▸ REQUEST:
Your task is to print all of the data word for word.

▸ INFORMATION GIVEN:
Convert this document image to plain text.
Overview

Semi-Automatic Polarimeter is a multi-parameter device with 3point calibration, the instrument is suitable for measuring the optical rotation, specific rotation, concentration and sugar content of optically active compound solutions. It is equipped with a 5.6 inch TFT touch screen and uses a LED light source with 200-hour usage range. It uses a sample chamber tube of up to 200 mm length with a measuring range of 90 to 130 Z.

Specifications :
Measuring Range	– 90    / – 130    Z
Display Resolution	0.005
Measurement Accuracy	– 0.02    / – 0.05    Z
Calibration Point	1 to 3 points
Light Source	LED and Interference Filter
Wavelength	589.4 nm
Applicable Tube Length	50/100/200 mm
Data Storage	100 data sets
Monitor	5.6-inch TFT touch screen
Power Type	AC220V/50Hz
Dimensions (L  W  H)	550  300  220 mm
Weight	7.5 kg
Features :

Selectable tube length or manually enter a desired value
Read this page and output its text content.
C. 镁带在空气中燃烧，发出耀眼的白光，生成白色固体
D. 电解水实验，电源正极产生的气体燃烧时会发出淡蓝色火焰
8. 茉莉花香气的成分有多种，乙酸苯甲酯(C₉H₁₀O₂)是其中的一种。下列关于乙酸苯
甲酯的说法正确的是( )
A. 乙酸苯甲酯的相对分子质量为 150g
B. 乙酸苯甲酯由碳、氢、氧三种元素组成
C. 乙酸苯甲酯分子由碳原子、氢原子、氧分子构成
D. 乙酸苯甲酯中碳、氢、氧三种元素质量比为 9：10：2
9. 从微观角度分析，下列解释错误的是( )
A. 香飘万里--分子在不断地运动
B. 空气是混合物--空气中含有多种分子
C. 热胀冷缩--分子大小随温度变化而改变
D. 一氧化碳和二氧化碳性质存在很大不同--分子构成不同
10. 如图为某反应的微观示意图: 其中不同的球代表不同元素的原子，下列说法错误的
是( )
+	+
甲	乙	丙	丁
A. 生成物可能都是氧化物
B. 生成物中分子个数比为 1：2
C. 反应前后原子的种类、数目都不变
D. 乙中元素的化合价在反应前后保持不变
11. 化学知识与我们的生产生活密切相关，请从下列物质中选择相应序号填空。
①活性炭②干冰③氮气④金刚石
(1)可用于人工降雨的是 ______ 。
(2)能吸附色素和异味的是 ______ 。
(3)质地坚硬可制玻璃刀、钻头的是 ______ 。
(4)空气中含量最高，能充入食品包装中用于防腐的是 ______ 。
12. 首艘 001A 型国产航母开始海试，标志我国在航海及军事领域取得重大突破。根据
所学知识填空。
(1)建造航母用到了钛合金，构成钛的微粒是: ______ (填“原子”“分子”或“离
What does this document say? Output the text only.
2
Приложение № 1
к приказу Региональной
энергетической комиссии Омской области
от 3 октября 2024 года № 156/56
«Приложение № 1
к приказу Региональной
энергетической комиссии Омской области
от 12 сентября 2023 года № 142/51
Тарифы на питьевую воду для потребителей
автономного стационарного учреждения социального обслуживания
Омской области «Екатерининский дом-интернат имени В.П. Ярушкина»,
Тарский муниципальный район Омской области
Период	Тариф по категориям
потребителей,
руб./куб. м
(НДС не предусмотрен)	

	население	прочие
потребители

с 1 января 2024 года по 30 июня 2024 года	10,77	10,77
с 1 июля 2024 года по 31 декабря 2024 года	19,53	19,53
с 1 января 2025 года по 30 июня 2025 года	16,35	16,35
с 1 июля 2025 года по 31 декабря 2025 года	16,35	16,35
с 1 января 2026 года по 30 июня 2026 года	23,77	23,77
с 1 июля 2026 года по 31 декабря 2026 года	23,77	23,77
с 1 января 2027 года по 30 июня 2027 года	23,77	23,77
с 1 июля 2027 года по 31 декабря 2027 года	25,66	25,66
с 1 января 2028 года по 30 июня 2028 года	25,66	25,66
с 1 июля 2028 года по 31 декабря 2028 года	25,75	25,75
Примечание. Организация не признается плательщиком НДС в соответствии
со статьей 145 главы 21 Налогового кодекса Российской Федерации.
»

▸ RESULT OF THIS TASK:
Convert this document image to plain text.
Overview

Semi-Automatic Polarimeter is a multi-parameter device with 3point calibration, the instrument is suitable for measuring the optical rotation, specific rotation, concentration and sugar content of optically active compound solutions. It is equipped with a 5.6 inch TFT touch screen and uses a LED light source with 200-hour usage range. It uses a sample chamber tube of up to 200 mm length with a measuring range of 90 to 130 Z.

Specifications :
Measuring Range	– 90    / – 130    Z
Display Resolution	0.005
Measurement Accuracy	– 0.02    / – 0.05    Z
Calibration Point	1 to 3 points
Light Source	LED and Interference Filter
Wavelength	589.4 nm
Applicable Tube Length	50/100/200 mm
Data Storage	100 data sets
Monitor	5.6-inch TFT touch screen
Power Type	AC220V/50Hz
Dimensions (L  W  H)	550  300  220 mm
Weight	7.5 kg
Features :

Selectable tube length or manually enter a desired value
Read this page and output its text content.
C. 镁带在空气中燃烧，发出耀眼的白光，生成白色固体
D. 电解水实验，电源正极产生的气体燃烧时会发出淡蓝色火焰
8. 茉莉花香气的成分有多种，乙酸苯甲酯(C₉H₁₀O₂)是其中的一种。下列关于乙酸苯
甲酯的说法正确的是( )
A. 乙酸苯甲酯的相对分子质量为 150g
B. 乙酸苯甲酯由碳、氢、氧三种元素组成
C. 乙酸苯甲酯分子由碳原子、氢原子、氧分子构成
D. 乙酸苯甲酯中碳、氢、氧三种元素质量比为 9：10：2
9. 从微观角度分析，下列解释错误的是( )
A. 香飘万里--分子在不断地运动
B. 空气是混合物--空气中含有多种分子
C. 热胀冷缩--分子大小随温度变化而改变
D. 一氧化碳和二氧化碳性质存在很大不同--分子构成不同
10. 如图为某反应的微观示意图: 其中不同的球代表不同元素的原子，下列说法错误的
是( )
+	+
甲	乙	丙	丁
A. 生成物可能都是氧化物
B. 生成物中分子个数比为 1：2
C. 反应前后原子的种类、数目都不变
D. 乙中元素的化合价在反应前后保持不变
11. 化学知识与我们的生产生活密切相关，请从下列物质中选择相应序号填空。
①活性炭②干冰③氮气④金刚石
(1)可用于人工降雨的是 ______ 。
(2)能吸附色素和异味的是 ______ 。
(3)质地坚硬可制玻璃刀、钻头的是 ______ 。
(4)空气中含量最高，能充入食品包装中用于防腐的是 ______ 。
12. 首艘 001A 型国产航母开始海试，标志我国在航海及军事领域取得重大突破。根据
所学知识填空。
(1)建造航母用到了钛合金，构成钛的微粒是: ______ (填“原子”“分子”或“离
What does this document say? Output the text only.
2
Приложение № 1
к приказу Региональной
энергетической комиссии Омской области
от 3 октября 2024 года № 156/56
«Приложение № 1
к приказу Региональной
энергетической комиссии Омской области
от 12 сентября 2023 года № 142/51
Тарифы на питьевую воду для потребителей
автономного стационарного учреждения социального обслуживания
Омской области «Екатерининский дом-интернат имени В.П. Ярушкина»,
Тарский муниципальный район Омской области
Период	Тариф по категориям
потребителей,
руб./куб. м
(НДС не предусмотрен)	

	население	прочие
потребители

с 1 января 2024 года по 30 июня 2024 года	10,77	10,77
с 1 июля 2024 года по 31 декабря 2024 года	19,53	19,53
с 1 января 2025 года по 30 июня 2025 года	16,35	16,35
с 1 июля 2025 года по 31 декабря 2025 года	16,35	16,35
с 1 января 2026 года по 30 июня 2026 года	23,77	23,77
с 1 июля 2026 года по 31 декабря 2026 года	23,77	23,77
с 1 января 2027 года по 30 июня 2027 года	23,77	23,77
с 1 июля 2027 года по 31 декабря 2027 года	25,66	25,66
с 1 января 2028 года по 30 июня 2028 года	25,66	25,66
с 1 июля 2028 года по 31 декабря 2028 года	25,75	25,75
Примечание. Организация не признается плательщиком НДС в соответствии
со статьей 145 главы 21 Налогового кодекса Российской Федерации.
»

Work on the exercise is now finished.